*ENTRIES SHOWN*.
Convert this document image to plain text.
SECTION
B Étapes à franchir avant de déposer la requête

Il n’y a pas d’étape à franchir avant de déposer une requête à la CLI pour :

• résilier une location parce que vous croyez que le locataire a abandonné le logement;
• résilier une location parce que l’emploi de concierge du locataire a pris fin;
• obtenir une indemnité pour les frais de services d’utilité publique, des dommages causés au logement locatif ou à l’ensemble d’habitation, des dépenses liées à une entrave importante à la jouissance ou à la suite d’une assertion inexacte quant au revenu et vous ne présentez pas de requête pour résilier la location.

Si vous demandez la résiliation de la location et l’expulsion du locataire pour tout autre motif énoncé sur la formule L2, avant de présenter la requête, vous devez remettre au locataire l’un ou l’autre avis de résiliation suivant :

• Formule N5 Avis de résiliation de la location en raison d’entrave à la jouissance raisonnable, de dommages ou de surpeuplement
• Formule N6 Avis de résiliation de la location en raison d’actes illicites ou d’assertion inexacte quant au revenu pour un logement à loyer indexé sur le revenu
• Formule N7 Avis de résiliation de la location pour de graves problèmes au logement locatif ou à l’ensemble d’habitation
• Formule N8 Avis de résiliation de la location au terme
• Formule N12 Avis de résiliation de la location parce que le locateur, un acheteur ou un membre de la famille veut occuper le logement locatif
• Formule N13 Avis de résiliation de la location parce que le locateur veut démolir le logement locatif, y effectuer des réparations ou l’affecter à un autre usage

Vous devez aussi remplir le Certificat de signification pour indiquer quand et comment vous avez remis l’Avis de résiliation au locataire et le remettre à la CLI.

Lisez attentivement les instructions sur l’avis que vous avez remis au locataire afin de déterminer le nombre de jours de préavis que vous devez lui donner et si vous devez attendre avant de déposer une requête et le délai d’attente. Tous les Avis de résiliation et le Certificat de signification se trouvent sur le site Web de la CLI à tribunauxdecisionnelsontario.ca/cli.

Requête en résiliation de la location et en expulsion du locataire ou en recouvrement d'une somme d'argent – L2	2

...

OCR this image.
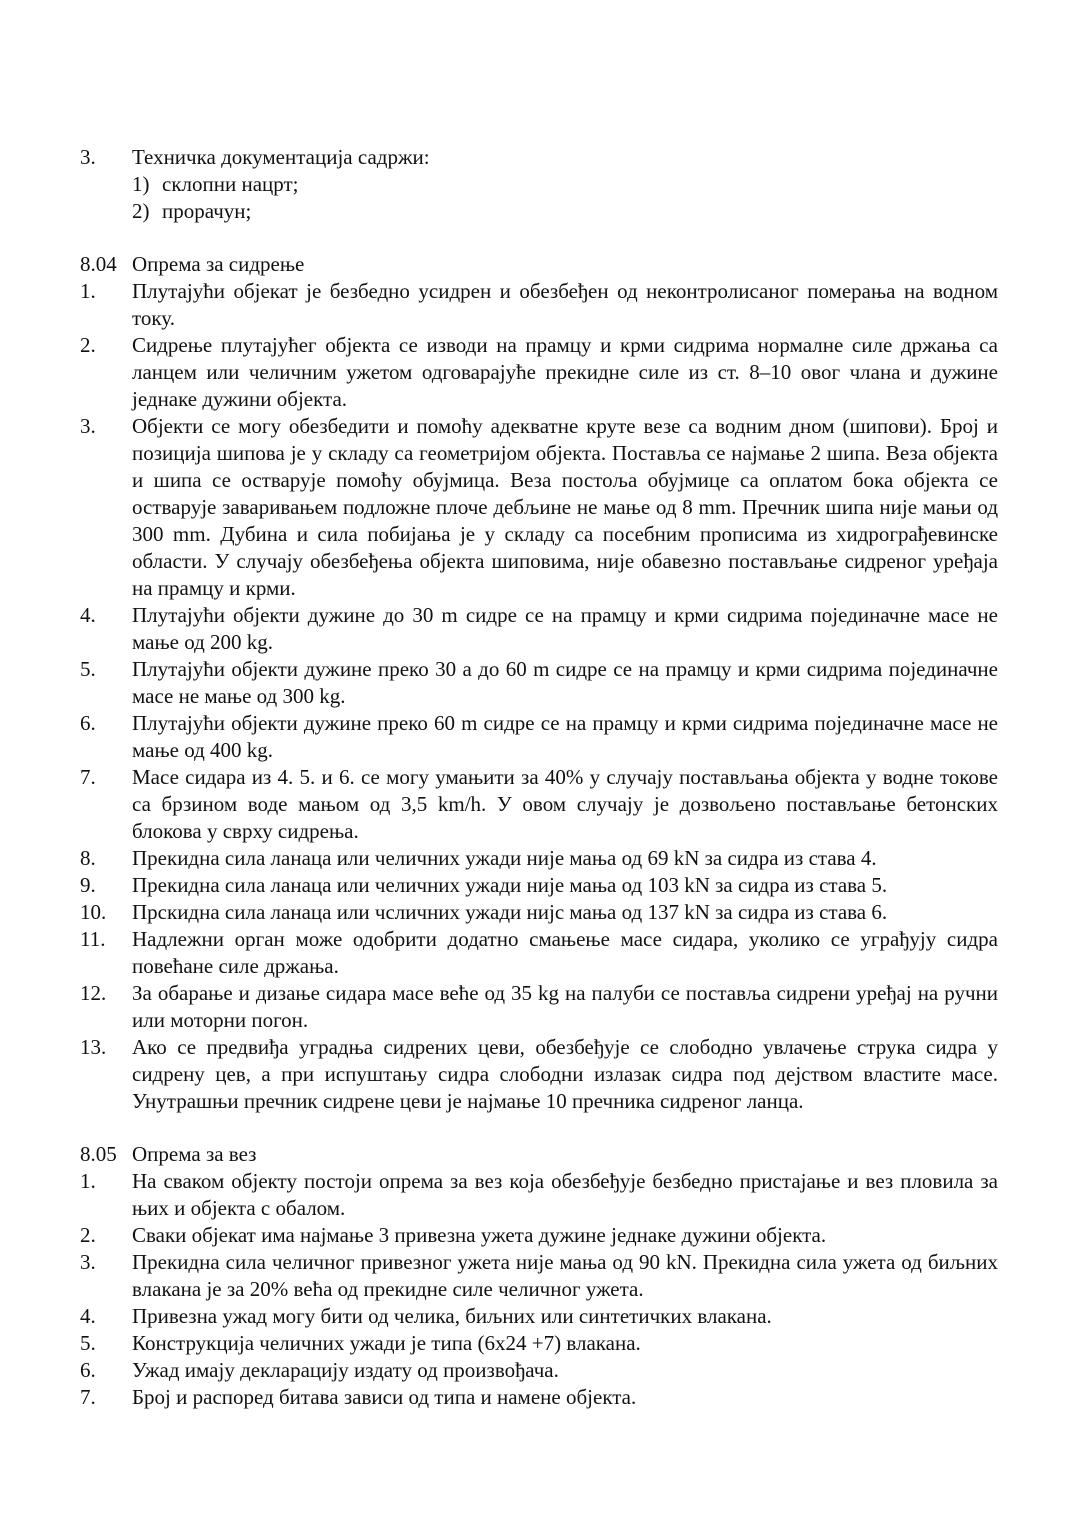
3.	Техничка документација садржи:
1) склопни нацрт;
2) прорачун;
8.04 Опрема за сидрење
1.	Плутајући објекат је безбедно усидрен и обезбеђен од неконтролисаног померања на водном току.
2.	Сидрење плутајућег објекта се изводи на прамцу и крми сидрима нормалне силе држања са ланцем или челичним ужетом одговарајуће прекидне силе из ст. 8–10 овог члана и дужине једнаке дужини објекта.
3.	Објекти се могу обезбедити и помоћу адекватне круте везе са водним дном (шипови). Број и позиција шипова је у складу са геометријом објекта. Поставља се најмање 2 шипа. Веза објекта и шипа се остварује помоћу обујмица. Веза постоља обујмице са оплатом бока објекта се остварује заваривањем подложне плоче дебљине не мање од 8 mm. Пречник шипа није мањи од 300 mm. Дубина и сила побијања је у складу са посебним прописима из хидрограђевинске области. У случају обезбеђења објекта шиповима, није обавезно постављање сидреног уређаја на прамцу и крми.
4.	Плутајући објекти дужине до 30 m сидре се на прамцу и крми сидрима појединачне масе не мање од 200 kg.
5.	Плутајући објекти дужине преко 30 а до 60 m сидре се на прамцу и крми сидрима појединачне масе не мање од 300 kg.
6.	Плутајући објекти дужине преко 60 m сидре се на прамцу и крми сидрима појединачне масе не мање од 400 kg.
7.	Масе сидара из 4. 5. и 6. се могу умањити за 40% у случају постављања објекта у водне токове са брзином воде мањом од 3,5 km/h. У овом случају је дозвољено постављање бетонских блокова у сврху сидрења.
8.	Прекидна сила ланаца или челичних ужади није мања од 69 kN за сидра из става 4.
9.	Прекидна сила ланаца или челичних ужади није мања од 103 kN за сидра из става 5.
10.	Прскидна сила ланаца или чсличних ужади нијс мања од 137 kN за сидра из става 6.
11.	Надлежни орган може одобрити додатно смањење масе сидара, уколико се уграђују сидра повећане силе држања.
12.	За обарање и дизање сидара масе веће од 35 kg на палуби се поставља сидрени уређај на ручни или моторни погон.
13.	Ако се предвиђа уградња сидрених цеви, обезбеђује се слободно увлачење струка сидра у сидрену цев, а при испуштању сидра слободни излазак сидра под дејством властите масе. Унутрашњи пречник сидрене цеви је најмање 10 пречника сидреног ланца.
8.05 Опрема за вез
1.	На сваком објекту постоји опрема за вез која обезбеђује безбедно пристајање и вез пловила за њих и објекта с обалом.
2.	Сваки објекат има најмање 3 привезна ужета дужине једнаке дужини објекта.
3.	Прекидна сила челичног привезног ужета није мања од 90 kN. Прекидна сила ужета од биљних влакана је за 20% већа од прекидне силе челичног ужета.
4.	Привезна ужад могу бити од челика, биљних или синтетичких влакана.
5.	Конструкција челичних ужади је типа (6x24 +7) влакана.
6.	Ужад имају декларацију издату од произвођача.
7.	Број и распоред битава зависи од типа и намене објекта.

...

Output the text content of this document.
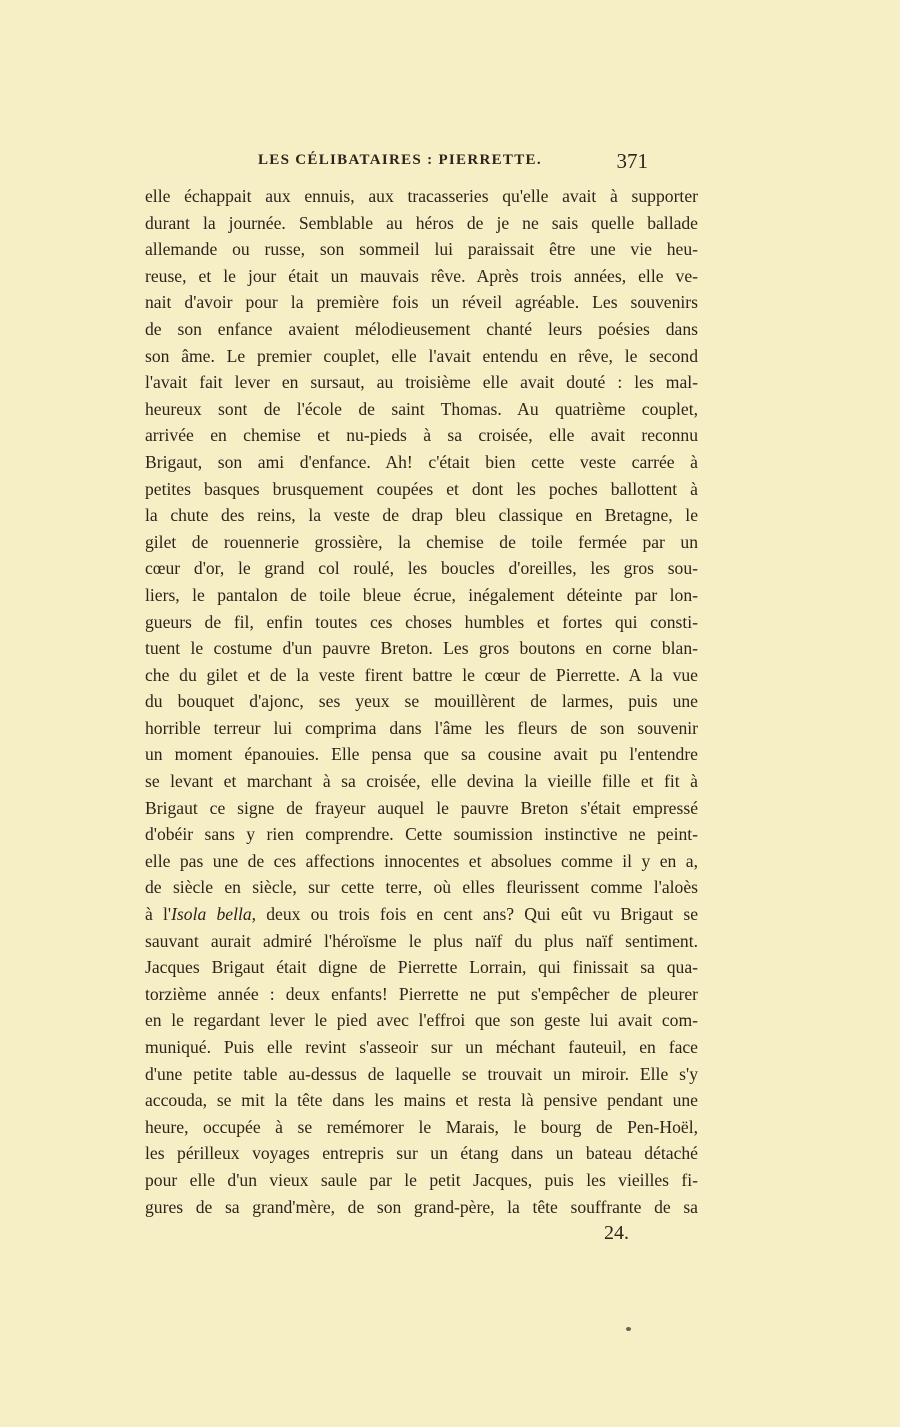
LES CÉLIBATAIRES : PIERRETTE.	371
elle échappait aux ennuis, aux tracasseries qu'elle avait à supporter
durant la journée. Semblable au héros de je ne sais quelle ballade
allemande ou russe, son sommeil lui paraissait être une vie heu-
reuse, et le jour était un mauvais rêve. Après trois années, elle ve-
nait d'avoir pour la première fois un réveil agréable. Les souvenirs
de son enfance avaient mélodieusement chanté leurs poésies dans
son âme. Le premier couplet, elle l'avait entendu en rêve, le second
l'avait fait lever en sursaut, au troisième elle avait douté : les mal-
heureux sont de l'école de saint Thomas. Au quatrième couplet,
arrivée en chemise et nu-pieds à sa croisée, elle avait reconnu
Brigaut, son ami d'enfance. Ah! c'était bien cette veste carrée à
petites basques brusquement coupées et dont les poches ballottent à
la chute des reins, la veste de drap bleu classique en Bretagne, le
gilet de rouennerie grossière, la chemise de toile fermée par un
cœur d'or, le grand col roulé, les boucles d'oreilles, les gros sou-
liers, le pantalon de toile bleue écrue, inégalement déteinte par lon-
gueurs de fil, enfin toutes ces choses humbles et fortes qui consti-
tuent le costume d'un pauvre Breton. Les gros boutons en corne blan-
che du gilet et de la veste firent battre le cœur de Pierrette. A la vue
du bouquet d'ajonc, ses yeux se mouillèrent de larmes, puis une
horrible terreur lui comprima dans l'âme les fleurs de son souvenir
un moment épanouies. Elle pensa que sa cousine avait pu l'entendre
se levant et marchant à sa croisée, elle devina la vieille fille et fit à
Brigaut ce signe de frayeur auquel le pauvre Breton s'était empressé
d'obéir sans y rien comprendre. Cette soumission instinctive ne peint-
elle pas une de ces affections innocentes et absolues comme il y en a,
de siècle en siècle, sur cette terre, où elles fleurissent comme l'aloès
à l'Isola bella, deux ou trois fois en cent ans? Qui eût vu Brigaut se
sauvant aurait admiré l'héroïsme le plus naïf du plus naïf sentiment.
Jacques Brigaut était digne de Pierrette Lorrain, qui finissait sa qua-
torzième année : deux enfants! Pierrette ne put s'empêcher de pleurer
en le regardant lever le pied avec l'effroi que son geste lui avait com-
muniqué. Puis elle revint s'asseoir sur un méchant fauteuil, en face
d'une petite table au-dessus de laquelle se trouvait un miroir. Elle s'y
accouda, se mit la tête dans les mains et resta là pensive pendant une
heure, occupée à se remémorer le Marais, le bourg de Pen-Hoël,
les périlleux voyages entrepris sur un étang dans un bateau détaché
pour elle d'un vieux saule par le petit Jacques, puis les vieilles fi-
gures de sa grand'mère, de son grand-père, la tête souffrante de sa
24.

*PROBLEM DESCRIPTION*. Wherever the string "gilet" appears in the entries above, list that line.

*IN RESPONSE*.
gilet de rouennerie grossière, la chemise de toile fermée par un
che du gilet et de la veste firent battre le cœur de Pierrette. A la vue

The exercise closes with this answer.